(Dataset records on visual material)

__________________________________________________

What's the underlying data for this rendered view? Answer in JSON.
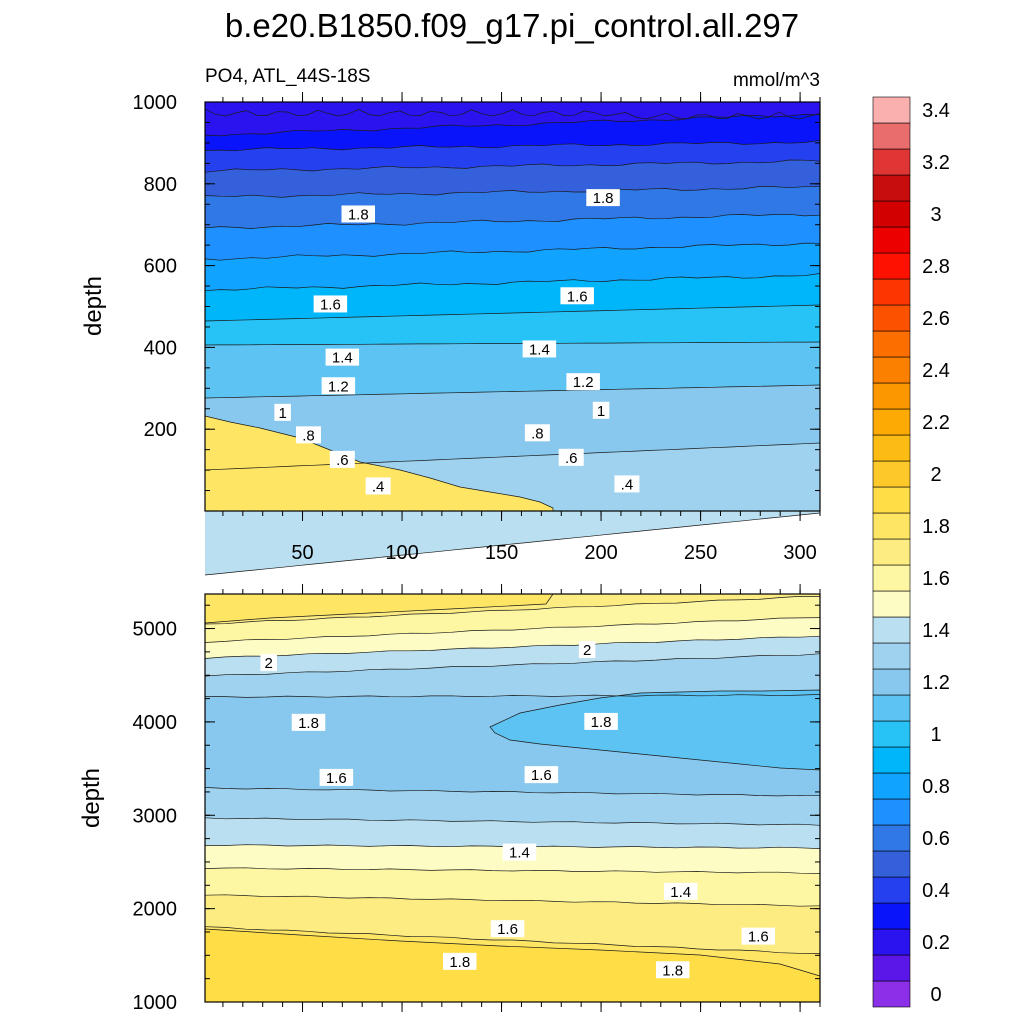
{
  "chart_data": {
    "type": "contour",
    "title": "b.e20.B1850.f09_g17.pi_control.all.297",
    "left_subtitle": "PO4, ATL_44S-18S",
    "right_subtitle": "mmol/m^3",
    "panels": [
      {
        "ylabel": "depth",
        "ylim": [
          1000,
          0
        ],
        "xlim": [
          1,
          310
        ],
        "yticks": [
          200,
          400,
          600,
          800,
          1000
        ],
        "xticks": [
          50,
          100,
          150,
          200,
          250,
          300
        ],
        "contour_labels": [
          {
            "text": ".4",
            "x": 88,
            "y": 60
          },
          {
            "text": ".4",
            "x": 213,
            "y": 65
          },
          {
            "text": ".6",
            "x": 70,
            "y": 125
          },
          {
            "text": ".6",
            "x": 185,
            "y": 130
          },
          {
            "text": ".8",
            "x": 53,
            "y": 185
          },
          {
            "text": ".8",
            "x": 168,
            "y": 190
          },
          {
            "text": "1",
            "x": 40,
            "y": 240
          },
          {
            "text": "1",
            "x": 200,
            "y": 245
          },
          {
            "text": "1.2",
            "x": 68,
            "y": 305
          },
          {
            "text": "1.2",
            "x": 191,
            "y": 315
          },
          {
            "text": "1.4",
            "x": 70,
            "y": 375
          },
          {
            "text": "1.4",
            "x": 169,
            "y": 395
          },
          {
            "text": "1.6",
            "x": 64,
            "y": 505
          },
          {
            "text": "1.6",
            "x": 188,
            "y": 525
          },
          {
            "text": "1.8",
            "x": 78,
            "y": 725
          },
          {
            "text": "1.8",
            "x": 201,
            "y": 765
          }
        ]
      },
      {
        "ylabel": "depth",
        "ylim": [
          5370,
          1000
        ],
        "xlim": [
          1,
          310
        ],
        "yticks": [
          1000,
          2000,
          3000,
          4000,
          5000
        ],
        "contour_labels": [
          {
            "text": "1.8",
            "x": 129,
            "y": 1430
          },
          {
            "text": "1.8",
            "x": 236,
            "y": 1340
          },
          {
            "text": "1.6",
            "x": 153,
            "y": 1780
          },
          {
            "text": "1.6",
            "x": 279,
            "y": 1700
          },
          {
            "text": "1.4",
            "x": 240,
            "y": 2180
          },
          {
            "text": "1.4",
            "x": 159,
            "y": 2600
          },
          {
            "text": "1.6",
            "x": 67,
            "y": 3400
          },
          {
            "text": "1.6",
            "x": 170,
            "y": 3430
          },
          {
            "text": "1.8",
            "x": 53,
            "y": 3990
          },
          {
            "text": "1.8",
            "x": 200,
            "y": 4000
          },
          {
            "text": "2",
            "x": 33,
            "y": 4630
          },
          {
            "text": "2",
            "x": 193,
            "y": 4770
          }
        ]
      }
    ],
    "colorbar": {
      "labels": [
        "0",
        "0.2",
        "0.4",
        "0.6",
        "0.8",
        "1",
        "1.2",
        "1.4",
        "1.6",
        "1.8",
        "2",
        "2.2",
        "2.4",
        "2.6",
        "2.8",
        "3",
        "3.2",
        "3.4"
      ],
      "colors": [
        "#8c2fe8",
        "#5a17e8",
        "#2b13f0",
        "#0a14fa",
        "#2540ef",
        "#3560dc",
        "#2f78e6",
        "#1f90ff",
        "#10a3ff",
        "#00b6fa",
        "#27c3f7",
        "#5cc3f2",
        "#89c8ee",
        "#9fd2ef",
        "#badff0",
        "#fdfcc4",
        "#fdf6a2",
        "#fdec81",
        "#fee564",
        "#fedd46",
        "#fdc82a",
        "#fdbc13",
        "#fdaa05",
        "#fd9700",
        "#fc8000",
        "#fd6e00",
        "#fc5200",
        "#fc3600",
        "#fe1100",
        "#ed0000",
        "#d20000",
        "#c80d0d",
        "#df3535",
        "#ea6d6d",
        "#fbb0b0"
      ]
    }
  }
}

__________________________________________________

• [WRITTEN REQUEST] Omit the images and transcribe all of the records above word for word.

• [EXERCISE OUTPUT]
What's the underlying data for this rendered view? Answer in JSON.
{
  "chart_data": {
    "type": "contour",
    "title": "b.e20.B1850.f09_g17.pi_control.all.297",
    "left_subtitle": "PO4, ATL_44S-18S",
    "right_subtitle": "mmol/m^3",
    "panels": [
      {
        "ylabel": "depth",
        "ylim": [
          1000,
          0
        ],
        "xlim": [
          1,
          310
        ],
        "yticks": [
          200,
          400,
          600,
          800,
          1000
        ],
        "xticks": [
          50,
          100,
          150,
          200,
          250,
          300
        ],
        "contour_labels": [
          {
            "text": ".4",
            "x": 88,
            "y": 60
          },
          {
            "text": ".4",
            "x": 213,
            "y": 65
          },
          {
            "text": ".6",
            "x": 70,
            "y": 125
          },
          {
            "text": ".6",
            "x": 185,
            "y": 130
          },
          {
            "text": ".8",
            "x": 53,
            "y": 185
          },
          {
            "text": ".8",
            "x": 168,
            "y": 190
          },
          {
            "text": "1",
            "x": 40,
            "y": 240
          },
          {
            "text": "1",
            "x": 200,
            "y": 245
          },
          {
            "text": "1.2",
            "x": 68,
            "y": 305
          },
          {
            "text": "1.2",
            "x": 191,
            "y": 315
          },
          {
            "text": "1.4",
            "x": 70,
            "y": 375
          },
          {
            "text": "1.4",
            "x": 169,
            "y": 395
          },
          {
            "text": "1.6",
            "x": 64,
            "y": 505
          },
          {
            "text": "1.6",
            "x": 188,
            "y": 525
          },
          {
            "text": "1.8",
            "x": 78,
            "y": 725
          },
          {
            "text": "1.8",
            "x": 201,
            "y": 765
          }
        ]
      },
      {
        "ylabel": "depth",
        "ylim": [
          5370,
          1000
        ],
        "xlim": [
          1,
          310
        ],
        "yticks": [
          1000,
          2000,
          3000,
          4000,
          5000
        ],
        "contour_labels": [
          {
            "text": "1.8",
            "x": 129,
            "y": 1430
          },
          {
            "text": "1.8",
            "x": 236,
            "y": 1340
          },
          {
            "text": "1.6",
            "x": 153,
            "y": 1780
          },
          {
            "text": "1.6",
            "x": 279,
            "y": 1700
          },
          {
            "text": "1.4",
            "x": 240,
            "y": 2180
          },
          {
            "text": "1.4",
            "x": 159,
            "y": 2600
          },
          {
            "text": "1.6",
            "x": 67,
            "y": 3400
          },
          {
            "text": "1.6",
            "x": 170,
            "y": 3430
          },
          {
            "text": "1.8",
            "x": 53,
            "y": 3990
          },
          {
            "text": "1.8",
            "x": 200,
            "y": 4000
          },
          {
            "text": "2",
            "x": 33,
            "y": 4630
          },
          {
            "text": "2",
            "x": 193,
            "y": 4770
          }
        ]
      }
    ],
    "colorbar": {
      "labels": [
        "0",
        "0.2",
        "0.4",
        "0.6",
        "0.8",
        "1",
        "1.2",
        "1.4",
        "1.6",
        "1.8",
        "2",
        "2.2",
        "2.4",
        "2.6",
        "2.8",
        "3",
        "3.2",
        "3.4"
      ],
      "colors": [
        "#8c2fe8",
        "#5a17e8",
        "#2b13f0",
        "#0a14fa",
        "#2540ef",
        "#3560dc",
        "#2f78e6",
        "#1f90ff",
        "#10a3ff",
        "#00b6fa",
        "#27c3f7",
        "#5cc3f2",
        "#89c8ee",
        "#9fd2ef",
        "#badff0",
        "#fdfcc4",
        "#fdf6a2",
        "#fdec81",
        "#fee564",
        "#fedd46",
        "#fdc82a",
        "#fdbc13",
        "#fdaa05",
        "#fd9700",
        "#fc8000",
        "#fd6e00",
        "#fc5200",
        "#fc3600",
        "#fe1100",
        "#ed0000",
        "#d20000",
        "#c80d0d",
        "#df3535",
        "#ea6d6d",
        "#fbb0b0"
      ]
    }
  }
}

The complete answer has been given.